Repeat the entries below exactly as they appear, with no pictures.

** begin DATA FOR THE TASK **

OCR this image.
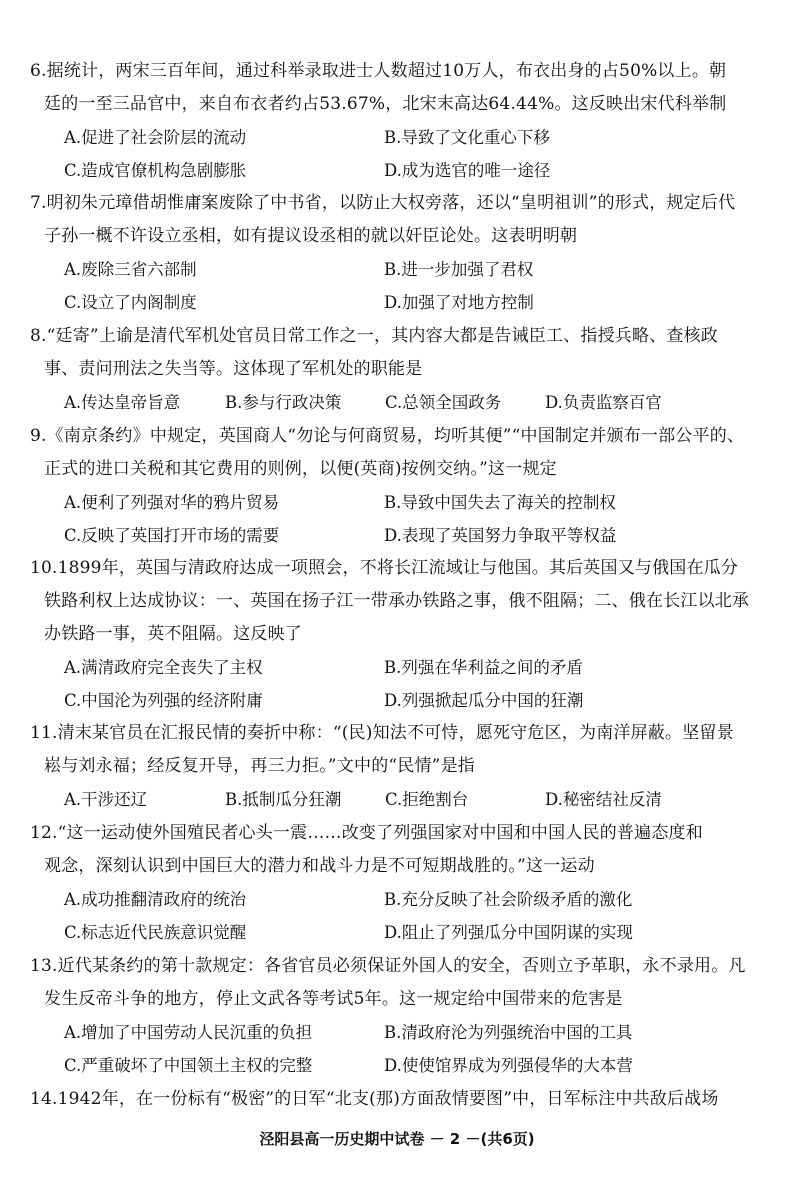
6.据统计，两宋三百年间，通过科举录取进士人数超过10万人，布衣出身的占50%以上。朝
廷的一至三品官中，来自布衣者约占53.67%，北宋末高达64.44%。这反映出宋代科举制
A.促进了社会阶层的流动	B.导致了文化重心下移
C.造成官僚机构急剧膨胀	D.成为选官的唯一途径
7.明初朱元璋借胡惟庸案废除了中书省，以防止大权旁落，还以“皇明祖训”的形式，规定后代
子孙一概不许设立丞相，如有提议设丞相的就以奸臣论处。这表明明朝
A.废除三省六部制	B.进一步加强了君权
C.设立了内阁制度	D.加强了对地方控制
8.“廷寄”上谕是清代军机处官员日常工作之一，其内容大都是告诫臣工、指授兵略、查核政
事、责问刑法之失当等。这体现了军机处的职能是
A.传达皇帝旨意	B.参与行政决策	C.总领全国政务	D.负责监察百官
9.《南京条约》中规定，英国商人“勿论与何商贸易，均听其便”“中国制定并颁布一部公平的、
正式的进口关税和其它费用的则例，以便(英商)按例交纳。”这一规定
A.便利了列强对华的鸦片贸易	B.导致中国失去了海关的控制权
C.反映了英国打开市场的需要	D.表现了英国努力争取平等权益
10.1899年，英国与清政府达成一项照会，不将长江流域让与他国。其后英国又与俄国在瓜分
铁路利权上达成协议：一、英国在扬子江一带承办铁路之事，俄不阻隔；二、俄在长江以北承
办铁路一事，英不阻隔。这反映了
A.满清政府完全丧失了主权	B.列强在华利益之间的矛盾
C.中国沦为列强的经济附庸	D.列强掀起瓜分中国的狂潮
11.清末某官员在汇报民情的奏折中称：“(民)知法不可恃，愿死守危区，为南洋屏蔽。坚留景
崧与刘永福；经反复开导，再三力拒。”文中的“民情”是指
A.干涉还辽	B.抵制瓜分狂潮	C.拒绝割台	D.秘密结社反清
12.“这一运动使外国殖民者心头一震……改变了列强国家对中国和中国人民的普遍态度和
观念，深刻认识到中国巨大的潜力和战斗力是不可短期战胜的。”这一运动
A.成功推翻清政府的统治	B.充分反映了社会阶级矛盾的激化
C.标志近代民族意识觉醒	D.阻止了列强瓜分中国阴谋的实现
13.近代某条约的第十款规定：各省官员必须保证外国人的安全，否则立予革职，永不录用。凡
发生反帝斗争的地方，停止文武各等考试5年。这一规定给中国带来的危害是
A.增加了中国劳动人民沉重的负担	B.清政府沦为列强统治中国的工具
C.严重破坏了中国领土主权的完整	D.使使馆界成为列强侵华的大本营
14.1942年，在一份标有“极密”的日军“北支(那)方面敌情要图”中，日军标注中共敌后战场
泾阳县高一历史期中试卷 － 2 －(共6页)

** end DATA FOR THE TASK **

**WRITTEN ANSWER**
OCR this image.
6.据统计，两宋三百年间，通过科举录取进士人数超过10万人，布衣出身的占50%以上。朝
廷的一至三品官中，来自布衣者约占53.67%，北宋末高达64.44%。这反映出宋代科举制
A.促进了社会阶层的流动	B.导致了文化重心下移
C.造成官僚机构急剧膨胀	D.成为选官的唯一途径
7.明初朱元璋借胡惟庸案废除了中书省，以防止大权旁落，还以“皇明祖训”的形式，规定后代
子孙一概不许设立丞相，如有提议设丞相的就以奸臣论处。这表明明朝
A.废除三省六部制	B.进一步加强了君权
C.设立了内阁制度	D.加强了对地方控制
8.“廷寄”上谕是清代军机处官员日常工作之一，其内容大都是告诫臣工、指授兵略、查核政
事、责问刑法之失当等。这体现了军机处的职能是
A.传达皇帝旨意	B.参与行政决策	C.总领全国政务	D.负责监察百官
9.《南京条约》中规定，英国商人“勿论与何商贸易，均听其便”“中国制定并颁布一部公平的、
正式的进口关税和其它费用的则例，以便(英商)按例交纳。”这一规定
A.便利了列强对华的鸦片贸易	B.导致中国失去了海关的控制权
C.反映了英国打开市场的需要	D.表现了英国努力争取平等权益
10.1899年，英国与清政府达成一项照会，不将长江流域让与他国。其后英国又与俄国在瓜分
铁路利权上达成协议：一、英国在扬子江一带承办铁路之事，俄不阻隔；二、俄在长江以北承
办铁路一事，英不阻隔。这反映了
A.满清政府完全丧失了主权	B.列强在华利益之间的矛盾
C.中国沦为列强的经济附庸	D.列强掀起瓜分中国的狂潮
11.清末某官员在汇报民情的奏折中称：“(民)知法不可恃，愿死守危区，为南洋屏蔽。坚留景
崧与刘永福；经反复开导，再三力拒。”文中的“民情”是指
A.干涉还辽	B.抵制瓜分狂潮	C.拒绝割台	D.秘密结社反清
12.“这一运动使外国殖民者心头一震……改变了列强国家对中国和中国人民的普遍态度和
观念，深刻认识到中国巨大的潜力和战斗力是不可短期战胜的。”这一运动
A.成功推翻清政府的统治	B.充分反映了社会阶级矛盾的激化
C.标志近代民族意识觉醒	D.阻止了列强瓜分中国阴谋的实现
13.近代某条约的第十款规定：各省官员必须保证外国人的安全，否则立予革职，永不录用。凡
发生反帝斗争的地方，停止文武各等考试5年。这一规定给中国带来的危害是
A.增加了中国劳动人民沉重的负担	B.清政府沦为列强统治中国的工具
C.严重破坏了中国领土主权的完整	D.使使馆界成为列强侵华的大本营
14.1942年，在一份标有“极密”的日军“北支(那)方面敌情要图”中，日军标注中共敌后战场
泾阳县高一历史期中试卷 － 2 －(共6页)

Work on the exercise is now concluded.